WORK TO BE COMPLETED:
Give the number of lines in this listing that contain "Adolf", with no other words.

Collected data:
------------------------------------------------------------------------
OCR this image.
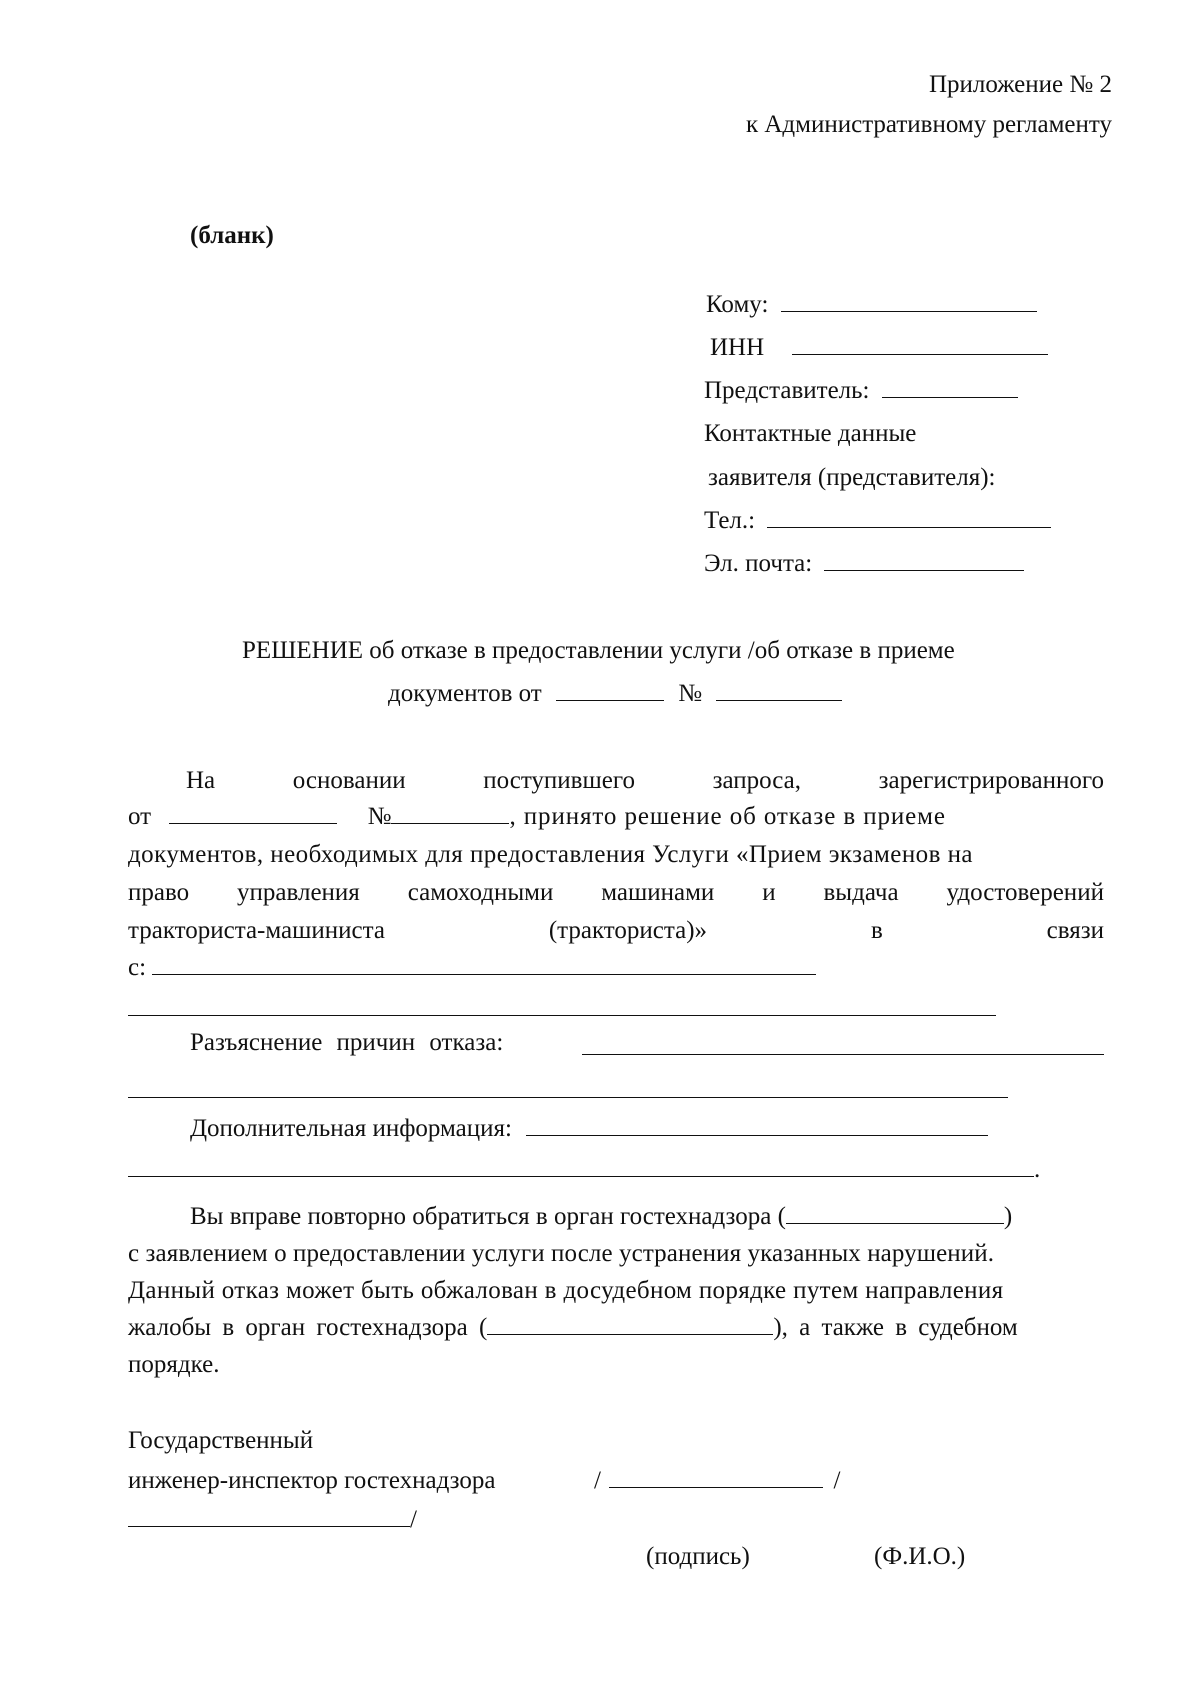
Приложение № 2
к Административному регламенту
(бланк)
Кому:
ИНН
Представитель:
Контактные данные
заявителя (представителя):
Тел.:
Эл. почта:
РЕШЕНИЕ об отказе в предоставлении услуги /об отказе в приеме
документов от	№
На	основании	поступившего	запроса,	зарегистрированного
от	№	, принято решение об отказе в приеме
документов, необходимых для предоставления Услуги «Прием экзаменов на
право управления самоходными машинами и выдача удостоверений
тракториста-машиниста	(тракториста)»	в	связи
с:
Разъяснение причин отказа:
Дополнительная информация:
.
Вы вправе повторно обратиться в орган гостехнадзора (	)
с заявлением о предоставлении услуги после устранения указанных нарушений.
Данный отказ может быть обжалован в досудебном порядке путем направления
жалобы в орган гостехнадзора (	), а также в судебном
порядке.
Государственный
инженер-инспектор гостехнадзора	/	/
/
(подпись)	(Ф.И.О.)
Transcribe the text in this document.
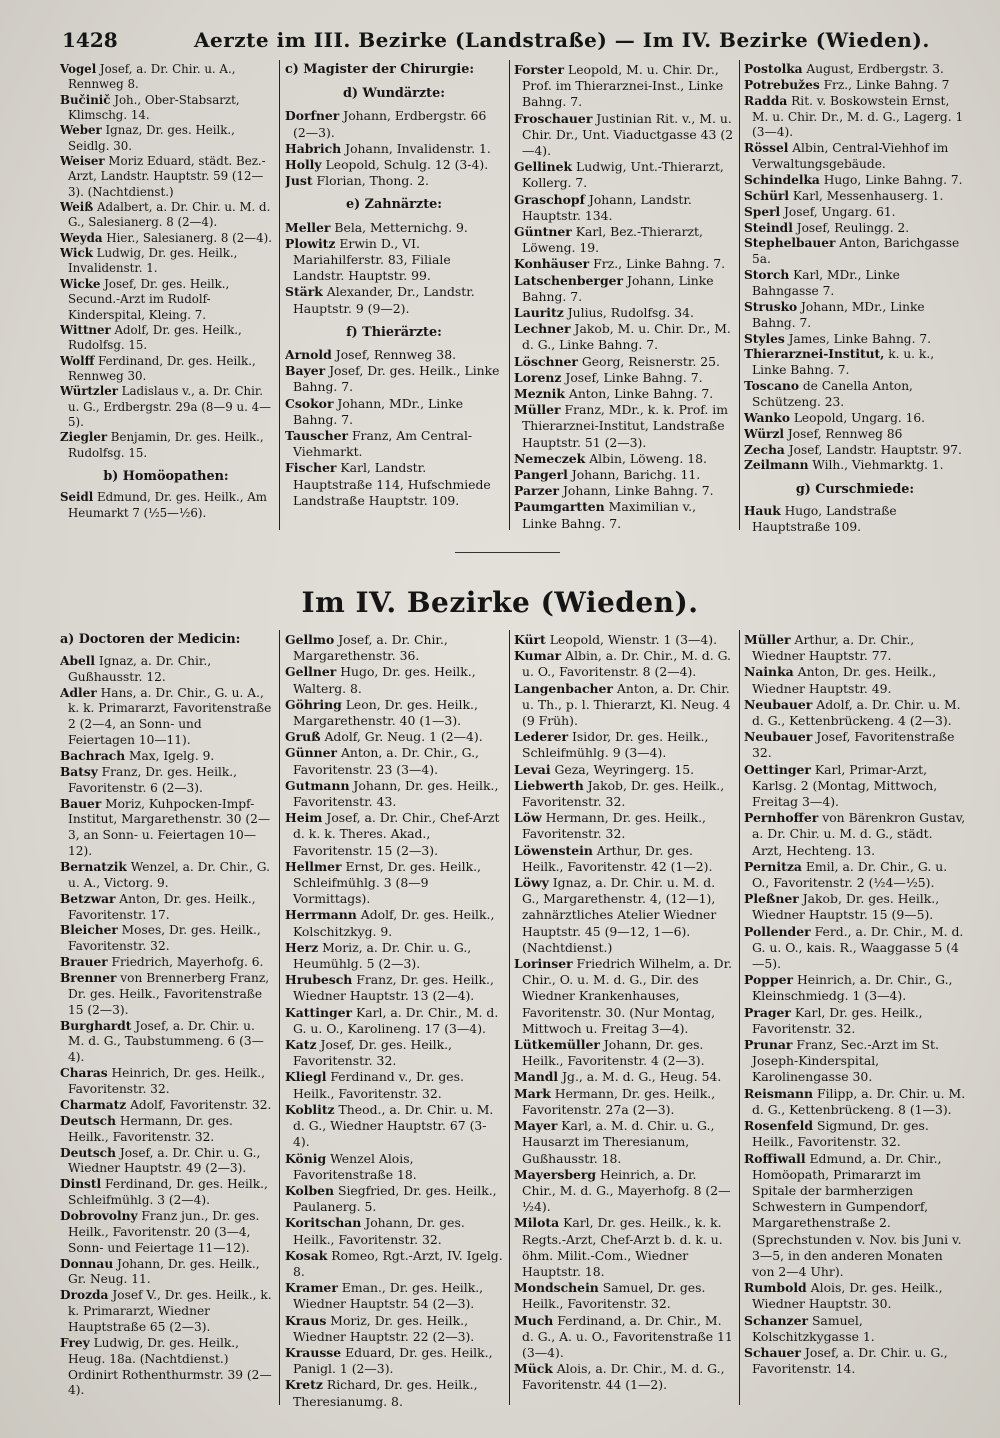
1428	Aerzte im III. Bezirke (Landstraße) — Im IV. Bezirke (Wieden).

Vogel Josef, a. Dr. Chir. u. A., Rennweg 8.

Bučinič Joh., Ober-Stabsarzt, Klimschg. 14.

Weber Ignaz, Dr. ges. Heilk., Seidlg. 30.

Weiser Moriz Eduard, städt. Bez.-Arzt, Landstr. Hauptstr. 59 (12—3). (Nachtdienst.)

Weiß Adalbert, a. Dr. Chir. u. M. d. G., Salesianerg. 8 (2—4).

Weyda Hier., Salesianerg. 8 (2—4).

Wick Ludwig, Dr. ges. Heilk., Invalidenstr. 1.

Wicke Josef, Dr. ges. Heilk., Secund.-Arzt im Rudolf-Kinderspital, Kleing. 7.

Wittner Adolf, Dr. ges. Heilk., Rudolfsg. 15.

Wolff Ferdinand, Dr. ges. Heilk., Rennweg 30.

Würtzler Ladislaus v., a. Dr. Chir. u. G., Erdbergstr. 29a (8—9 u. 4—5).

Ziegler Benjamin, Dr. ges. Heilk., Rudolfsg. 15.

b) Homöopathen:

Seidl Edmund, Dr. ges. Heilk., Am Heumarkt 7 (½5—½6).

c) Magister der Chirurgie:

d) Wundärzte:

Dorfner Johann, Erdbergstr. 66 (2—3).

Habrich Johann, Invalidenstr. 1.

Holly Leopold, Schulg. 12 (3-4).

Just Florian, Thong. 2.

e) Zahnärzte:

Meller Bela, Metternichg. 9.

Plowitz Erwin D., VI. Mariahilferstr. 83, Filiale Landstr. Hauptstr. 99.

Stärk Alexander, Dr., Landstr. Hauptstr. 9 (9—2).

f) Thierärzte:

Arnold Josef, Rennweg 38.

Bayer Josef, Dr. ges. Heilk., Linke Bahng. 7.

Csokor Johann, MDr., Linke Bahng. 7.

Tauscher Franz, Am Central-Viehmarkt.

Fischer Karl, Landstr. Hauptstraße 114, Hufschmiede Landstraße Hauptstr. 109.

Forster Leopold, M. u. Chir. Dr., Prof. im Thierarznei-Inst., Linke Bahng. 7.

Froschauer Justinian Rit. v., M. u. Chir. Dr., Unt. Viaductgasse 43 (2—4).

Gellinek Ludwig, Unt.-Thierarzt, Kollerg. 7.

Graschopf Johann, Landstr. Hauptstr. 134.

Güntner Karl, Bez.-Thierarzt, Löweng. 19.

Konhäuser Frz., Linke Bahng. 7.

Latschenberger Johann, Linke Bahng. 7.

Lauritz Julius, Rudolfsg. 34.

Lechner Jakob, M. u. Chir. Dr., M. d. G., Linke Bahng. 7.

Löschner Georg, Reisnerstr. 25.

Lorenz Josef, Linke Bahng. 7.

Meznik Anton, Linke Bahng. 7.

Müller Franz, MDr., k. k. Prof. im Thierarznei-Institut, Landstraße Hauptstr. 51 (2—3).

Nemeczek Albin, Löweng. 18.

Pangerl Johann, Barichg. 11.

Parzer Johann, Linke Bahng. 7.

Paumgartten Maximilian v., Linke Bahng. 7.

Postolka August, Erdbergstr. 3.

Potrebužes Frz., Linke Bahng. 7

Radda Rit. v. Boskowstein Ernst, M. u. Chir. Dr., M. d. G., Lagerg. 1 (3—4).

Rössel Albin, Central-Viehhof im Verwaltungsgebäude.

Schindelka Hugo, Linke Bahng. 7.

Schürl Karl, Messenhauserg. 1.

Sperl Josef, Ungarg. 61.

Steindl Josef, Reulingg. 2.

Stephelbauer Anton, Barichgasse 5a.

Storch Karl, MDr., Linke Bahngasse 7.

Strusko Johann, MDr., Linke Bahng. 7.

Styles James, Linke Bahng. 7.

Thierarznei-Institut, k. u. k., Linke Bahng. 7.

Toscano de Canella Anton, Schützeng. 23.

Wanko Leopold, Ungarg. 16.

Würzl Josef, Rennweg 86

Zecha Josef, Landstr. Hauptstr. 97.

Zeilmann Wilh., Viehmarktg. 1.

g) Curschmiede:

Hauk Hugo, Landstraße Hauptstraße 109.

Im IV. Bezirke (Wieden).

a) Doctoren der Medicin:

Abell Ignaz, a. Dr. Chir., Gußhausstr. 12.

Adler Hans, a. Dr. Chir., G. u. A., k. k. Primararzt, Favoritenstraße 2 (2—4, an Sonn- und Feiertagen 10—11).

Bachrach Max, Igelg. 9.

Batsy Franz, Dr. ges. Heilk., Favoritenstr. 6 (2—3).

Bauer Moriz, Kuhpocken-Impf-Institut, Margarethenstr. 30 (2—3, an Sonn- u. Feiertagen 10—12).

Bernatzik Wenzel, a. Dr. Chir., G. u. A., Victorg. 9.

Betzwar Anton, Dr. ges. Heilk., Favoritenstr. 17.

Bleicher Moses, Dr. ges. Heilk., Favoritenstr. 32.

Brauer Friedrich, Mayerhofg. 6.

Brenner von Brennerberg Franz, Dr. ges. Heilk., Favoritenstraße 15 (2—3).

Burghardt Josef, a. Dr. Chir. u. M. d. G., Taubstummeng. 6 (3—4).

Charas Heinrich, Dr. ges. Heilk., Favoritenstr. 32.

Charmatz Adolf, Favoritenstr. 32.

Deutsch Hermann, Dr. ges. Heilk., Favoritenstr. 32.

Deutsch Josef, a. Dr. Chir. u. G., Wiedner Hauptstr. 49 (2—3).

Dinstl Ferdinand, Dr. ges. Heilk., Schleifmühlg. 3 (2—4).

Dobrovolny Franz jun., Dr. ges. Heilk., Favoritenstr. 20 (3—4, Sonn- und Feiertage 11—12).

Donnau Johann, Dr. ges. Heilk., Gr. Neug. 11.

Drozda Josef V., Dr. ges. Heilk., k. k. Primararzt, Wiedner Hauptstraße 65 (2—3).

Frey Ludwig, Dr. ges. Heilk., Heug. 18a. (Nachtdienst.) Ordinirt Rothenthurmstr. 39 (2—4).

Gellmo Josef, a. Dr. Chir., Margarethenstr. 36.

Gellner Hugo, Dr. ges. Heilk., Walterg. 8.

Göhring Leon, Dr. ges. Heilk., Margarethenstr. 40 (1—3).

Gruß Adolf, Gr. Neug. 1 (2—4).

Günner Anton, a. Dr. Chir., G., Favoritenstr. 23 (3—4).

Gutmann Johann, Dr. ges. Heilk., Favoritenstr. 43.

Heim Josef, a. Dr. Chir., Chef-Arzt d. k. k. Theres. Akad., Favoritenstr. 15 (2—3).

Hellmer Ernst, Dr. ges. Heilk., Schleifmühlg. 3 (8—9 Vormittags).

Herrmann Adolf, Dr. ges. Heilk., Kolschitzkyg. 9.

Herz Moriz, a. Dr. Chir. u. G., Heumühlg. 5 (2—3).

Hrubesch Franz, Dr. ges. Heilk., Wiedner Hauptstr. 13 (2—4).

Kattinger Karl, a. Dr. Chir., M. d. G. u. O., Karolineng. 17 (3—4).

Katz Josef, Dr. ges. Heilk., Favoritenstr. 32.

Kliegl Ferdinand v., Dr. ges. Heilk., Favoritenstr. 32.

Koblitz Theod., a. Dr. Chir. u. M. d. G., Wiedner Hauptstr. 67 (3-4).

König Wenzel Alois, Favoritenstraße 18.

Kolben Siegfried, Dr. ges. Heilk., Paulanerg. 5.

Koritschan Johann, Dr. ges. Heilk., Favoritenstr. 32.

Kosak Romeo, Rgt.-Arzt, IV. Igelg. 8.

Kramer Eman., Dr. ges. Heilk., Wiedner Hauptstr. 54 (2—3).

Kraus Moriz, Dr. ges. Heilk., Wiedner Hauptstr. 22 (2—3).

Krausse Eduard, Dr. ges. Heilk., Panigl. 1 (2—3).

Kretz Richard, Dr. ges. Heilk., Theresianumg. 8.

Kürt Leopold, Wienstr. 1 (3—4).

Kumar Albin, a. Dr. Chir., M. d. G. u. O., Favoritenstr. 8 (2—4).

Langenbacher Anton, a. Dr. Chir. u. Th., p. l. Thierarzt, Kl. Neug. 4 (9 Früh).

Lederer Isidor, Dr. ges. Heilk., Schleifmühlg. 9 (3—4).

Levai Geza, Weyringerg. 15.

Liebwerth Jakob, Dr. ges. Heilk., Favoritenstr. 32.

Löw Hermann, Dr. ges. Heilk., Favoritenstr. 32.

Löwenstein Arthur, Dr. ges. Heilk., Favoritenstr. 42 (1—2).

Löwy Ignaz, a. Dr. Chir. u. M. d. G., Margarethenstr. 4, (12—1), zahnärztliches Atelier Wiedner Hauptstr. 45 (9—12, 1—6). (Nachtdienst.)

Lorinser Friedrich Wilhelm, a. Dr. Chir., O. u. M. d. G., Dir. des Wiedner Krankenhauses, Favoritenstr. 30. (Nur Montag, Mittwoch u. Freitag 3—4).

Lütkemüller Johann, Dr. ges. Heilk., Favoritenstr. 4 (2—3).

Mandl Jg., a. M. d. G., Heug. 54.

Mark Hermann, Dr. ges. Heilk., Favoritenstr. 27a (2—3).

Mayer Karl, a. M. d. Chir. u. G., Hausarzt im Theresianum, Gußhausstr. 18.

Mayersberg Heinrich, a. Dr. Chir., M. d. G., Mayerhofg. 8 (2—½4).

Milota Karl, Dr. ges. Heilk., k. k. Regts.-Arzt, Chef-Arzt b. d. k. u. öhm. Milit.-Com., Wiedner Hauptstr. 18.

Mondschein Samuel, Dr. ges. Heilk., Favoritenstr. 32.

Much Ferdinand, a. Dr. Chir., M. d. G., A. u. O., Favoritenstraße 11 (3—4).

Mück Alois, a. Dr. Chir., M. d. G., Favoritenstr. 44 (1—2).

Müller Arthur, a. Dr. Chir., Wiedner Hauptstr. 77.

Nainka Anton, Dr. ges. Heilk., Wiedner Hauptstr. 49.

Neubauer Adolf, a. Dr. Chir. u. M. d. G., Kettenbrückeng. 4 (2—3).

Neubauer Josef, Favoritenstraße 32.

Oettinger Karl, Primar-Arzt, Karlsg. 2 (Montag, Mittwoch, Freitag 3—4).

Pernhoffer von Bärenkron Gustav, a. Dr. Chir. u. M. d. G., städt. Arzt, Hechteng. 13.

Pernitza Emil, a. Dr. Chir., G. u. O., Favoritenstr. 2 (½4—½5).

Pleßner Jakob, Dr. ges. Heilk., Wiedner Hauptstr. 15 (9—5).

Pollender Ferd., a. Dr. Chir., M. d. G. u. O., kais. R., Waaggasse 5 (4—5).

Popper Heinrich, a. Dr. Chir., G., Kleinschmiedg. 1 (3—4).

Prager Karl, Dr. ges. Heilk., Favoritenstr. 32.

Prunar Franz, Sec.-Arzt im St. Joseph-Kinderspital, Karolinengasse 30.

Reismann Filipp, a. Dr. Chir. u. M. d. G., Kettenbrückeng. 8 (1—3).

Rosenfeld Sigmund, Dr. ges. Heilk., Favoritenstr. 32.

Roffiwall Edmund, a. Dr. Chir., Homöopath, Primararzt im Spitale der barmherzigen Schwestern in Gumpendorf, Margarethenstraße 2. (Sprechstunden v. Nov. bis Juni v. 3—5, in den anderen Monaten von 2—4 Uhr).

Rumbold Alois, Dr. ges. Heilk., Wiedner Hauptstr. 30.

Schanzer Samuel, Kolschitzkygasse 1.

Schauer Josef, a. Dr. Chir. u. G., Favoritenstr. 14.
------------------------------------------------------------------------
SOLUTION TO THE PROBLEM:
5